Running the Runners: How CNCF Powers GitHub Actions at Scale - Koray Oksay, Kubermatic
The Cloud Native Computing Foundation runs CI/CD for hundreds of projects, and they've built something worth examining: a multi-tenant GitHub Actions runner platform that handles the messy reality of shared infrastructure at scale. The architecture choices here reveal practical lessons about cost control, isolation boundaries, and where Kubernetes actually helps versus where it just adds complexity.
The core problem is straightforward. GitHub-hosted runners are convenient but expensive at scale, especially for compute-heavy workloads like container builds and integration tests. Self-hosted runners are cheaper but create operational overhead. CNCF needed something in between: shared infrastructure that could serve multiple projects without letting one noisy neighbor starve others, while keeping costs predictable.
Their solution runs on Oracle Cloud Infrastructure using donated credits, which immediately shapes the architecture. When you're optimizing for donated resources rather than pure technical elegance, different tradeoffs make sense. The platform scales runners on demand rather than maintaining a standing pool, which matters more when you're cost-constrained than latency-sensitive. Cold start overhead becomes acceptable when the alternative is paying for idle capacity across dozens of projects with unpredictable CI patterns.
The isolation model is particularly interesting. Each runner spins up in its own ephemeral environment, executes the workflow, and gets torn down. This isn't just security theater—it prevents state leakage between jobs and makes capacity planning simpler since you're not trying to bin-pack heterogeneous workloads onto long-lived hosts. The downside is that every job pays the startup cost, but for typical CI workloads that run for minutes, a few extra seconds of provisioning time is negligible compared to the operational simplicity gained.

### STUDY MATERIAL:

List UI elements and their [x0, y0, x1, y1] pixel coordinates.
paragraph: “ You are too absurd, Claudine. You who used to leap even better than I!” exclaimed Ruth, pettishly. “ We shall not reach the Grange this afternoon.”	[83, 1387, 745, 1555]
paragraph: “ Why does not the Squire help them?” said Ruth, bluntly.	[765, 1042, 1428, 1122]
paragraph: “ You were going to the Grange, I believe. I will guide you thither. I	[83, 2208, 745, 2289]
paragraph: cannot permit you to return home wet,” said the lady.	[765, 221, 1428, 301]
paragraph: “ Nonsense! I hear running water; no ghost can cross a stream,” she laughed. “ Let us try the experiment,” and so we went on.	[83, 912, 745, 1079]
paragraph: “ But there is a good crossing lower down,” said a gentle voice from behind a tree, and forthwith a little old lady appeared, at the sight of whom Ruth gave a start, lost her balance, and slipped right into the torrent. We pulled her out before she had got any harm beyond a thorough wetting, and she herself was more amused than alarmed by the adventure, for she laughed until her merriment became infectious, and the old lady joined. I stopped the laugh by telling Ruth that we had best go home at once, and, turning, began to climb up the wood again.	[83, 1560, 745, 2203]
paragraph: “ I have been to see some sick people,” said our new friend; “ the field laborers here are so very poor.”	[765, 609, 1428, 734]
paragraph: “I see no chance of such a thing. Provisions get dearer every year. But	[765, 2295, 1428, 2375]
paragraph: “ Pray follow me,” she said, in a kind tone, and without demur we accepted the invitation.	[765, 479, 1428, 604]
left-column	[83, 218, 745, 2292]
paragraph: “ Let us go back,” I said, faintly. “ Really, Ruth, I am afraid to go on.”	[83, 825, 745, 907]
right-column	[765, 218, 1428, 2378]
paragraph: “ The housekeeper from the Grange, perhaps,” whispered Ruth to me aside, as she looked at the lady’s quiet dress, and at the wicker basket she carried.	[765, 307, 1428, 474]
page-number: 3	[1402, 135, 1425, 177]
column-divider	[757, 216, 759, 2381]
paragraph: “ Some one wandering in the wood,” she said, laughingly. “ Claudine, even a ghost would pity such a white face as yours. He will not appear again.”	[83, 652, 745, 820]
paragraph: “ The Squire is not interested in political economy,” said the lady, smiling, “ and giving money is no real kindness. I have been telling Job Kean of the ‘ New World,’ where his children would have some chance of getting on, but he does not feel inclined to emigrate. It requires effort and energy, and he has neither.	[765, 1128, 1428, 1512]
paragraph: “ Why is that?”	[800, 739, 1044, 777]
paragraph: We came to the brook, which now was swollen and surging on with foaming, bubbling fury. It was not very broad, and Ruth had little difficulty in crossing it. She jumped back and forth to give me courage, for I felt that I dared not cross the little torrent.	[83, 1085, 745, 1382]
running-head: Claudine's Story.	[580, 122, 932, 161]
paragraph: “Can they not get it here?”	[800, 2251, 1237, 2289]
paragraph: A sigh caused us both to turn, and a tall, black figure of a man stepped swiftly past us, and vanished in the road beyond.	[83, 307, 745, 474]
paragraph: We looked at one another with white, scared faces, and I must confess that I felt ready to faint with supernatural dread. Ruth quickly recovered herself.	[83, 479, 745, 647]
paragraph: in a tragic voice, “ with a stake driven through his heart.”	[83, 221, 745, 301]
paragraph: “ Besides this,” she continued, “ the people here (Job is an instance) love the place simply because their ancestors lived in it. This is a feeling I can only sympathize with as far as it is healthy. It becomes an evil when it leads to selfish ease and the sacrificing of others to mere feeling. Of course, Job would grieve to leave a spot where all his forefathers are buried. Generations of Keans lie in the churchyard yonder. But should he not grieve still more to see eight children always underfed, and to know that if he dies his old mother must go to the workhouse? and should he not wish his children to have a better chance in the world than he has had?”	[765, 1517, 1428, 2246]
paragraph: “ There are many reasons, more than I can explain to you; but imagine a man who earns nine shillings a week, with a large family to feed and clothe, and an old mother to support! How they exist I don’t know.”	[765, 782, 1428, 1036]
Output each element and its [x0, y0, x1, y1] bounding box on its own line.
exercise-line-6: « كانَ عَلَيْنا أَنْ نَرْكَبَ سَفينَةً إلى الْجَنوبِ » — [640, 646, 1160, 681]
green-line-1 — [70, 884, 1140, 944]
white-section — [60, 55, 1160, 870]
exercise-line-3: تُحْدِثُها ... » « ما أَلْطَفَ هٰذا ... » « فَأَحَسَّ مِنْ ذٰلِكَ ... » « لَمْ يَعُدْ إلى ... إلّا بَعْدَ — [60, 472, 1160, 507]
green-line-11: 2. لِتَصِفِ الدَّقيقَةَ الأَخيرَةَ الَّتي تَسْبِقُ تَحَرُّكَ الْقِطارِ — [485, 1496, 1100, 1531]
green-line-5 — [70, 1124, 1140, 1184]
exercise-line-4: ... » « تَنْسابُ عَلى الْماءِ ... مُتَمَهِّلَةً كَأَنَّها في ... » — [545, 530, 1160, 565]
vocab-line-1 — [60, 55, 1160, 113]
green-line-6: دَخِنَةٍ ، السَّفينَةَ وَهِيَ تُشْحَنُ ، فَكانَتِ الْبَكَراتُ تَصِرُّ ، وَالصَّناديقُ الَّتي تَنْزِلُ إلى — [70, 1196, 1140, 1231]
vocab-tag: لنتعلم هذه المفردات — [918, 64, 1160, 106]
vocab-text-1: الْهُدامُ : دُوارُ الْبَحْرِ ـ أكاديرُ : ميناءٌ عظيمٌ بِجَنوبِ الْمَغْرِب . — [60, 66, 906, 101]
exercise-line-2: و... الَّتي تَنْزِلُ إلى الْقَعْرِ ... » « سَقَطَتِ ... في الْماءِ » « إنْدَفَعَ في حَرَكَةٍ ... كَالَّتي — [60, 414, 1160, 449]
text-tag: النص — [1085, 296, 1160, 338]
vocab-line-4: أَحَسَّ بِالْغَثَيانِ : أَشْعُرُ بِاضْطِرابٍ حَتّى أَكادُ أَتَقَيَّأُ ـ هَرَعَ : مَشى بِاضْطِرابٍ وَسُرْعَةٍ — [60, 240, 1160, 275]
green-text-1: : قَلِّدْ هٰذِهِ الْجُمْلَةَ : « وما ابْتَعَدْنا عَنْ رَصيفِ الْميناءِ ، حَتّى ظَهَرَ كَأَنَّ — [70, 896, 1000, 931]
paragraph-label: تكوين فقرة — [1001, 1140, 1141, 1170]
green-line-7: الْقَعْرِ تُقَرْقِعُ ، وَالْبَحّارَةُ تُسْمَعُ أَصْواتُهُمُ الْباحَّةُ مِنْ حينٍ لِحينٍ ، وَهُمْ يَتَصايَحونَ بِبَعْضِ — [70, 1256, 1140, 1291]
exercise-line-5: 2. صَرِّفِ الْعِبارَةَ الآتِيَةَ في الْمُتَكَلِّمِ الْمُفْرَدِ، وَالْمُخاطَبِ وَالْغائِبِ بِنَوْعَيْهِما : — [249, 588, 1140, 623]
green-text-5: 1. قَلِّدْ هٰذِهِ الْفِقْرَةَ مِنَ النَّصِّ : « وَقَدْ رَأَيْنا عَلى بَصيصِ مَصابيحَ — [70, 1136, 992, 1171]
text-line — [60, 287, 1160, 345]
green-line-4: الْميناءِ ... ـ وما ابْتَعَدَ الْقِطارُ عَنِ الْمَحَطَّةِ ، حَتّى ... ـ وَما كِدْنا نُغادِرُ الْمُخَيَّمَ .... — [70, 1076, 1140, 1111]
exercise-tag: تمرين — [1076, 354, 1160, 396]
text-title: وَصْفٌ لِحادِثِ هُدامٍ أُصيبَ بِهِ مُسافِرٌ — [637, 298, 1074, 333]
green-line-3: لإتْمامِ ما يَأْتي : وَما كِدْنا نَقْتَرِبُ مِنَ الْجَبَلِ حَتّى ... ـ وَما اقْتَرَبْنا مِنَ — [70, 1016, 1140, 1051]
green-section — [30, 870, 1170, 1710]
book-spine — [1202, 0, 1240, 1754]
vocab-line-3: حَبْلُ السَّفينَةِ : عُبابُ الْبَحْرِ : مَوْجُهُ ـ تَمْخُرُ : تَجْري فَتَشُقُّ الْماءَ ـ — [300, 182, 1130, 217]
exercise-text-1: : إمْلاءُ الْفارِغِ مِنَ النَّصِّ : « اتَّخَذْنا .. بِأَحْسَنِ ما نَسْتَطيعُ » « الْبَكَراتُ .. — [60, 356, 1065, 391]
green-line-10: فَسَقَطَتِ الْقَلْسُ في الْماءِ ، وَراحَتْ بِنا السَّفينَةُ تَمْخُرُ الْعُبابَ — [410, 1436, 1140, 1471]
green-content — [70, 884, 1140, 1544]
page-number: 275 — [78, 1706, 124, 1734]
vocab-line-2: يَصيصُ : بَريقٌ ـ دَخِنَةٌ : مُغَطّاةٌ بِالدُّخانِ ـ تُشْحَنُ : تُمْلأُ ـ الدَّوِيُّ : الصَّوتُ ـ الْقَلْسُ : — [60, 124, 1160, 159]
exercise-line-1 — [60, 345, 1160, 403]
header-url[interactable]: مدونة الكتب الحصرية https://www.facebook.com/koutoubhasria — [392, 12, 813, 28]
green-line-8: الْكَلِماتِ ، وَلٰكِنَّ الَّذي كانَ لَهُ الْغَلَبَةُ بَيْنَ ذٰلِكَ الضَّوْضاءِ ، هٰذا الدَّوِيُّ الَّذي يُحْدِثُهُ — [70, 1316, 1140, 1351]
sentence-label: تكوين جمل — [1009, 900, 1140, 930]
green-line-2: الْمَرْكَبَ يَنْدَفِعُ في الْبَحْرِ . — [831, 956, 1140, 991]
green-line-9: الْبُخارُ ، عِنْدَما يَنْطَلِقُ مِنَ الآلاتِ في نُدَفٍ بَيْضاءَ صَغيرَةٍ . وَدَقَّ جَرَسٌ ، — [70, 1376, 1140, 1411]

### GOAL OF THE EXERCISE:
Extract the text about how CNCF powers GitHub Actions at scale and repeat all of it word for word.

### EXPECTED ANSWER:
Running the Runners: How CNCF Powers GitHub Actions at Scale - Koray Oksay, Kubermatic
The Cloud Native Computing Foundation runs CI/CD for hundreds of projects, and they've built something worth examining: a multi-tenant GitHub Actions runner platform that handles the messy reality of shared infrastructure at scale. The architecture choices here reveal practical lessons about cost control, isolation boundaries, and where Kubernetes actually helps versus where it just adds complexity.
The core problem is straightforward. GitHub-hosted runners are convenient but expensive at scale, especially for compute-heavy workloads like container builds and integration tests. Self-hosted runners are cheaper but create operational overhead. CNCF needed something in between: shared infrastructure that could serve multiple projects without letting one noisy neighbor starve others, while keeping costs predictable.
Their solution runs on Oracle Cloud Infrastructure using donated credits, which immediately shapes the architecture. When you're optimizing for donated resources rather than pure technical elegance, different tradeoffs make sense. The platform scales runners on demand rather than maintaining a standing pool, which matters more when you're cost-constrained than latency-sensitive. Cold start overhead becomes acceptable when the alternative is paying for idle capacity across dozens of projects with unpredictable CI patterns.
The isolation model is particularly interesting. Each runner spins up in its own ephemeral environment, executes the workflow, and gets torn down. This isn't just security theater—it prevents state leakage between jobs and makes capacity planning simpler since you're not trying to bin-pack heterogeneous workloads onto long-lived hosts. The downside is that every job pays the startup cost, but for typical CI workloads that run for minutes, a few extra seconds of provisioning time is negligible compared to the operational simplicity gained.